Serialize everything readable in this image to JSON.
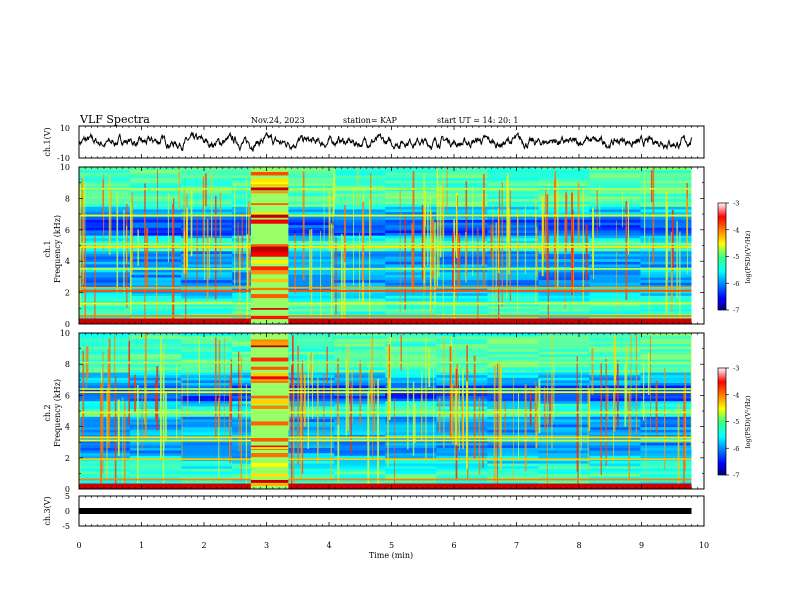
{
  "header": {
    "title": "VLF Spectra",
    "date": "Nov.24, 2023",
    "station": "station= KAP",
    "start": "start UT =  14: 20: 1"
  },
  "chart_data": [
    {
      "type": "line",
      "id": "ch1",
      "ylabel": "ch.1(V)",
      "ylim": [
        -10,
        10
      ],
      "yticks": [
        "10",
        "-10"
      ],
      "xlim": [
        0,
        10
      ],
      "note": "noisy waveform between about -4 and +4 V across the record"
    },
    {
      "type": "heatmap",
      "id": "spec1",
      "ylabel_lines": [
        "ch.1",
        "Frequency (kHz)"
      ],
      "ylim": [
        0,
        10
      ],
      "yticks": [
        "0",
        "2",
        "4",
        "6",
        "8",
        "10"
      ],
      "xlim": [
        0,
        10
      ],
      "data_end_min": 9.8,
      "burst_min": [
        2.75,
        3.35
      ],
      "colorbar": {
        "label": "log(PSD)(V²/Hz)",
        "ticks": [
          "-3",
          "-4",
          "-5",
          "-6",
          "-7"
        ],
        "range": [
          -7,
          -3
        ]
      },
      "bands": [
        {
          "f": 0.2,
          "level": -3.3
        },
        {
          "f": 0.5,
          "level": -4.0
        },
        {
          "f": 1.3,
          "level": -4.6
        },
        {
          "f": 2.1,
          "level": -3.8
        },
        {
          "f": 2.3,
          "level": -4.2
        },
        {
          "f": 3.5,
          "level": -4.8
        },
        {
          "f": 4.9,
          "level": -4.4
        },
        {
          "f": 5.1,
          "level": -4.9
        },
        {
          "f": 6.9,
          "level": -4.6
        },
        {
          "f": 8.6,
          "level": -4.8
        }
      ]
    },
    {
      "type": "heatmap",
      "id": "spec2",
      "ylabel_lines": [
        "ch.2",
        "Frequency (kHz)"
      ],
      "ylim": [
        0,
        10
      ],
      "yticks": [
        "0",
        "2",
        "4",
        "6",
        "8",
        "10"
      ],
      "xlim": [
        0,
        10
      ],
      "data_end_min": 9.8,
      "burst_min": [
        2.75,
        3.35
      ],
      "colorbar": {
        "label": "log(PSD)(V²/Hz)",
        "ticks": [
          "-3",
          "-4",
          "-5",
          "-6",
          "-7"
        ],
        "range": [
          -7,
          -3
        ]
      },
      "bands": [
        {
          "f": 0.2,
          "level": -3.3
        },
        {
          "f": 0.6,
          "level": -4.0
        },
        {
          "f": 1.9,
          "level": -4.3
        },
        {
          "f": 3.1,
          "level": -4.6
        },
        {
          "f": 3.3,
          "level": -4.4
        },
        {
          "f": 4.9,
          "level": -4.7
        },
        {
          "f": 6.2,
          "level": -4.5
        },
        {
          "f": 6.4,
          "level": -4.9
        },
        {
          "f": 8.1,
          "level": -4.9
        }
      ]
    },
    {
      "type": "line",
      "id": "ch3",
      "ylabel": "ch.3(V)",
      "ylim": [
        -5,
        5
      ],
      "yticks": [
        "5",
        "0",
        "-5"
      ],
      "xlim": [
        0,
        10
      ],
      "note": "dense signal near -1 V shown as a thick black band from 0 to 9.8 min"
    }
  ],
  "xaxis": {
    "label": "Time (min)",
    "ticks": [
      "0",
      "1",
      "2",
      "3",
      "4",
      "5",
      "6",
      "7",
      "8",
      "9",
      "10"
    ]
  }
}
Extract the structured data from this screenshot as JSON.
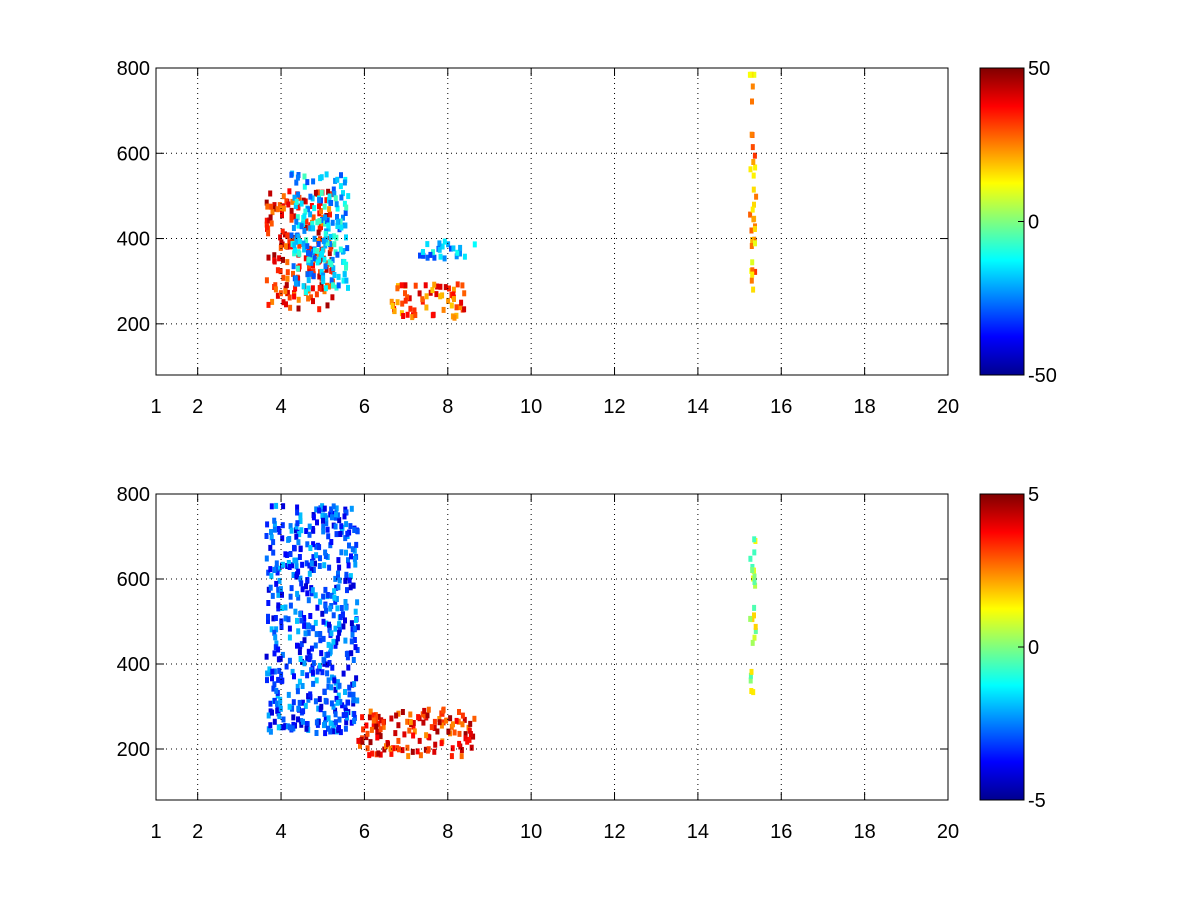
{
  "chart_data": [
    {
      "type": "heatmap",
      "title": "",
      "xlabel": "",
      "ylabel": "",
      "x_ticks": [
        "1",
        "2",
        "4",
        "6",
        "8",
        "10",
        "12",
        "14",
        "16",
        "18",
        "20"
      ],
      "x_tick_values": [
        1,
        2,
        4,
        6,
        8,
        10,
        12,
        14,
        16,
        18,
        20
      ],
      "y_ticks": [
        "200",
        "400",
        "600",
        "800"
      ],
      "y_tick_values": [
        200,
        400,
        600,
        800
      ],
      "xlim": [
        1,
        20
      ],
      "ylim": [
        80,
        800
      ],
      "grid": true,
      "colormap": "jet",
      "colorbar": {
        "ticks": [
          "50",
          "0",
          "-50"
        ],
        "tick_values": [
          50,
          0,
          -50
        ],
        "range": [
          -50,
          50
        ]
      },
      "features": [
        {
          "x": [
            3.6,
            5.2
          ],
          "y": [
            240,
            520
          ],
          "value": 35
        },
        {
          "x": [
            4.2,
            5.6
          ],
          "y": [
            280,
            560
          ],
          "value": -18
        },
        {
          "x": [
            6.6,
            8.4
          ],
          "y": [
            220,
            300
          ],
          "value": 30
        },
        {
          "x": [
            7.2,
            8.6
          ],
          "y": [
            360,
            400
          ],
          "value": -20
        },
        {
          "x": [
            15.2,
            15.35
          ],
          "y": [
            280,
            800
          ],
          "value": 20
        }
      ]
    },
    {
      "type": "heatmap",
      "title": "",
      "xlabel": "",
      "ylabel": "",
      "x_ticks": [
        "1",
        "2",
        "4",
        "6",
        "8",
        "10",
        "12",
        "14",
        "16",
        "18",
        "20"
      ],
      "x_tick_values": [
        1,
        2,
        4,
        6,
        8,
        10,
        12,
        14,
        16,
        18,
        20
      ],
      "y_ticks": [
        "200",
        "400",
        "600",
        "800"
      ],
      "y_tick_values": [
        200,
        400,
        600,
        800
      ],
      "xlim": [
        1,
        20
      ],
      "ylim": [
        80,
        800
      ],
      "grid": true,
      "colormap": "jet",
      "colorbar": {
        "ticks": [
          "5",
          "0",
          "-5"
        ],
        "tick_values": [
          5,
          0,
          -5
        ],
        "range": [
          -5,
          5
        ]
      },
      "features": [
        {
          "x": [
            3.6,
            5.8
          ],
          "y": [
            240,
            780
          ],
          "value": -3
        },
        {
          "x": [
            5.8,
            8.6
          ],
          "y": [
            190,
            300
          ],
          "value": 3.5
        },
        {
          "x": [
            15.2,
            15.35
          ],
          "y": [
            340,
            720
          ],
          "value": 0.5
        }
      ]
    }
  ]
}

---

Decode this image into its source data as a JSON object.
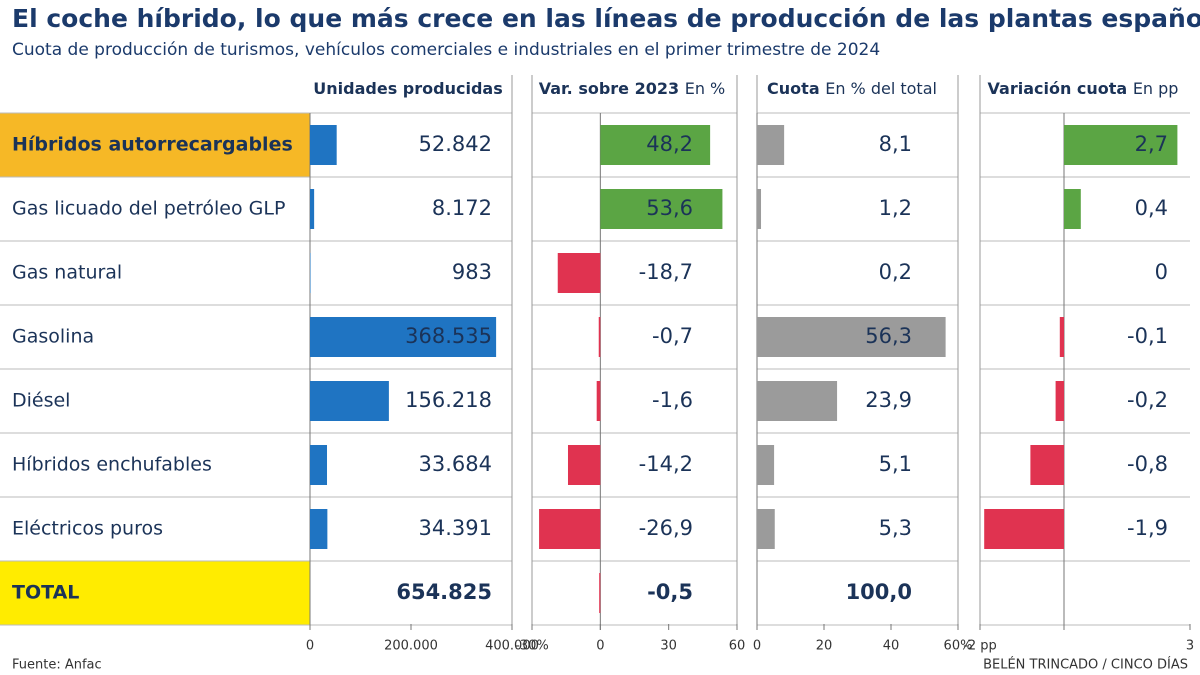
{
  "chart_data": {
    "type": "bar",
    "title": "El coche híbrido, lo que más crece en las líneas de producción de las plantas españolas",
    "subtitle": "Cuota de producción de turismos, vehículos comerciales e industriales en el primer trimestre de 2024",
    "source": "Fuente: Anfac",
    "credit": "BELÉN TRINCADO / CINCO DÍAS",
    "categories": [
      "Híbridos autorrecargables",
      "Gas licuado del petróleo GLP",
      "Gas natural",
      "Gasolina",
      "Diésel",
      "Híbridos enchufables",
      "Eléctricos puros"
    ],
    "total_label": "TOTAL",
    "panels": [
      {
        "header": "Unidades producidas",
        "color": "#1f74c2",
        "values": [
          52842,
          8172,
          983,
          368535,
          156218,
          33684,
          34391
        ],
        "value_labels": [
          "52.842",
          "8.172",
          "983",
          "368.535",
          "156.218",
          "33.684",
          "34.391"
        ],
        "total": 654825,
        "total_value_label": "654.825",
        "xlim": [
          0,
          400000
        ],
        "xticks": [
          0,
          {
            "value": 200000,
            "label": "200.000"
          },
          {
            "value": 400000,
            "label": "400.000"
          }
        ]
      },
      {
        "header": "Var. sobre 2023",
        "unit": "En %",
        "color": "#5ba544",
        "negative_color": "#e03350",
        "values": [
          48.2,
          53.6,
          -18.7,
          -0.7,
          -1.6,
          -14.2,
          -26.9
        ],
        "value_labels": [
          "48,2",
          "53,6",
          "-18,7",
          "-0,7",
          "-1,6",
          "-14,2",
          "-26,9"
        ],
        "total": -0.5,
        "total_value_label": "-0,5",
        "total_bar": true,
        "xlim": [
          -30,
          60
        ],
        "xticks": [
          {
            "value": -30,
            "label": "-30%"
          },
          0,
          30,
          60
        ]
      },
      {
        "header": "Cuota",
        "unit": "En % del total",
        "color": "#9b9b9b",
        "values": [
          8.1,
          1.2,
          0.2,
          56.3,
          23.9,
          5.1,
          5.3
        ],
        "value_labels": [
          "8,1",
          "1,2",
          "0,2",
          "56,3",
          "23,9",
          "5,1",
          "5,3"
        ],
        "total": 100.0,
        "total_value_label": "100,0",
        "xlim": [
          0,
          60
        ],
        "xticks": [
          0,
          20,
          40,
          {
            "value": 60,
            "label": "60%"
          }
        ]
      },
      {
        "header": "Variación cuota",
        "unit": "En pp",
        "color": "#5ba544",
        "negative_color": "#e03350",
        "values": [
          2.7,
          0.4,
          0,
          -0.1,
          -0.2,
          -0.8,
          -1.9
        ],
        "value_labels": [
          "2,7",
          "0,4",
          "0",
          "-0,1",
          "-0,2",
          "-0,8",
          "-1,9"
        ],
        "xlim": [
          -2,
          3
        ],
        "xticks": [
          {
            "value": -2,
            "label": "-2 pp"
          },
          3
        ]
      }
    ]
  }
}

> _Given request_: Filter the entries above down to the lines containing the word "Híbridos".

> _Solution_:
      "Híbridos autorrecargables",
      "Híbridos enchufables",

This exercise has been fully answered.